# What to produce
Print every line of the material below without changing a single character.

Records:
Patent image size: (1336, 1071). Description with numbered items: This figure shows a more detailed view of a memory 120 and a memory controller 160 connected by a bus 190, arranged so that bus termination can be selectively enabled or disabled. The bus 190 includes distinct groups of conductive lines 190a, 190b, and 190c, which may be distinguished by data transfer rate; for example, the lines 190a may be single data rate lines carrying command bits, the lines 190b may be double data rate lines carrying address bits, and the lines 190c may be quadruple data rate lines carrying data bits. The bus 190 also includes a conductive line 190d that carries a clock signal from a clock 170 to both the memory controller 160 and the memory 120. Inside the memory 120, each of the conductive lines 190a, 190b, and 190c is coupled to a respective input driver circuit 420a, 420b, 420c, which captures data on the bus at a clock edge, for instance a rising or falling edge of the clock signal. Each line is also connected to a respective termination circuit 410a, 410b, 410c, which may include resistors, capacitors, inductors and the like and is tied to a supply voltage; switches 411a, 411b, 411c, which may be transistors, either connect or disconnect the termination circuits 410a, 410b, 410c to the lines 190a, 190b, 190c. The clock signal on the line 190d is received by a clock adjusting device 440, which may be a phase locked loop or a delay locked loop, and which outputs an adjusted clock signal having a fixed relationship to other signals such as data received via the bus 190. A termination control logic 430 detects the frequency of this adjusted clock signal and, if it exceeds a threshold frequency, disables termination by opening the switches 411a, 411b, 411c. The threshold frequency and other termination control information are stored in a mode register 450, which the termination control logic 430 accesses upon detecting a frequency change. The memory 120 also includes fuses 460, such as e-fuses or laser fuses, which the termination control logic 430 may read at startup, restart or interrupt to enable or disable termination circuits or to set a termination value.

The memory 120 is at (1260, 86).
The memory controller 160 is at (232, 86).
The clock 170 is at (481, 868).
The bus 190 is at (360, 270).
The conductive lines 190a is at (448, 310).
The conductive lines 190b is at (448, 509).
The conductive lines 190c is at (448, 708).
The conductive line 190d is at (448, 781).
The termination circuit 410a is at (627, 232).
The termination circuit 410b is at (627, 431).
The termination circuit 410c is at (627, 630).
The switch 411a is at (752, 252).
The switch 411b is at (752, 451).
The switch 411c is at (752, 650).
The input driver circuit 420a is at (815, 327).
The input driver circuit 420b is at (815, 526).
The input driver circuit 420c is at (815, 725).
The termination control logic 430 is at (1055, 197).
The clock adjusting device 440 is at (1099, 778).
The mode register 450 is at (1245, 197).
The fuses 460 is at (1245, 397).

# Written response
Patent image size: (1336, 1071). Description with numbered items: This figure shows a more detailed view of a memory 120 and a memory controller 160 connected by a bus 190, arranged so that bus termination can be selectively enabled or disabled. The bus 190 includes distinct groups of conductive lines 190a, 190b, and 190c, which may be distinguished by data transfer rate; for example, the lines 190a may be single data rate lines carrying command bits, the lines 190b may be double data rate lines carrying address bits, and the lines 190c may be quadruple data rate lines carrying data bits. The bus 190 also includes a conductive line 190d that carries a clock signal from a clock 170 to both the memory controller 160 and the memory 120. Inside the memory 120, each of the conductive lines 190a, 190b, and 190c is coupled to a respective input driver circuit 420a, 420b, 420c, which captures data on the bus at a clock edge, for instance a rising or falling edge of the clock signal. Each line is also connected to a respective termination circuit 410a, 410b, 410c, which may include resistors, capacitors, inductors and the like and is tied to a supply voltage; switches 411a, 411b, 411c, which may be transistors, either connect or disconnect the termination circuits 410a, 410b, 410c to the lines 190a, 190b, 190c. The clock signal on the line 190d is received by a clock adjusting device 440, which may be a phase locked loop or a delay locked loop, and which outputs an adjusted clock signal having a fixed relationship to other signals such as data received via the bus 190. A termination control logic 430 detects the frequency of this adjusted clock signal and, if it exceeds a threshold frequency, disables termination by opening the switches 411a, 411b, 411c. The threshold frequency and other termination control information are stored in a mode register 450, which the termination control logic 430 accesses upon detecting a frequency change. The memory 120 also includes fuses 460, such as e-fuses or laser fuses, which the termination control logic 430 may read at startup, restart or interrupt to enable or disable termination circuits or to set a termination value.

The memory 120 is at (1260, 86).
The memory controller 160 is at (232, 86).
The clock 170 is at (481, 868).
The bus 190 is at (360, 270).
The conductive lines 190a is at (448, 310).
The conductive lines 190b is at (448, 509).
The conductive lines 190c is at (448, 708).
The conductive line 190d is at (448, 781).
The termination circuit 410a is at (627, 232).
The termination circuit 410b is at (627, 431).
The termination circuit 410c is at (627, 630).
The switch 411a is at (752, 252).
The switch 411b is at (752, 451).
The switch 411c is at (752, 650).
The input driver circuit 420a is at (815, 327).
The input driver circuit 420b is at (815, 526).
The input driver circuit 420c is at (815, 725).
The termination control logic 430 is at (1055, 197).
The clock adjusting device 440 is at (1099, 778).
The mode register 450 is at (1245, 197).
The fuses 460 is at (1245, 397).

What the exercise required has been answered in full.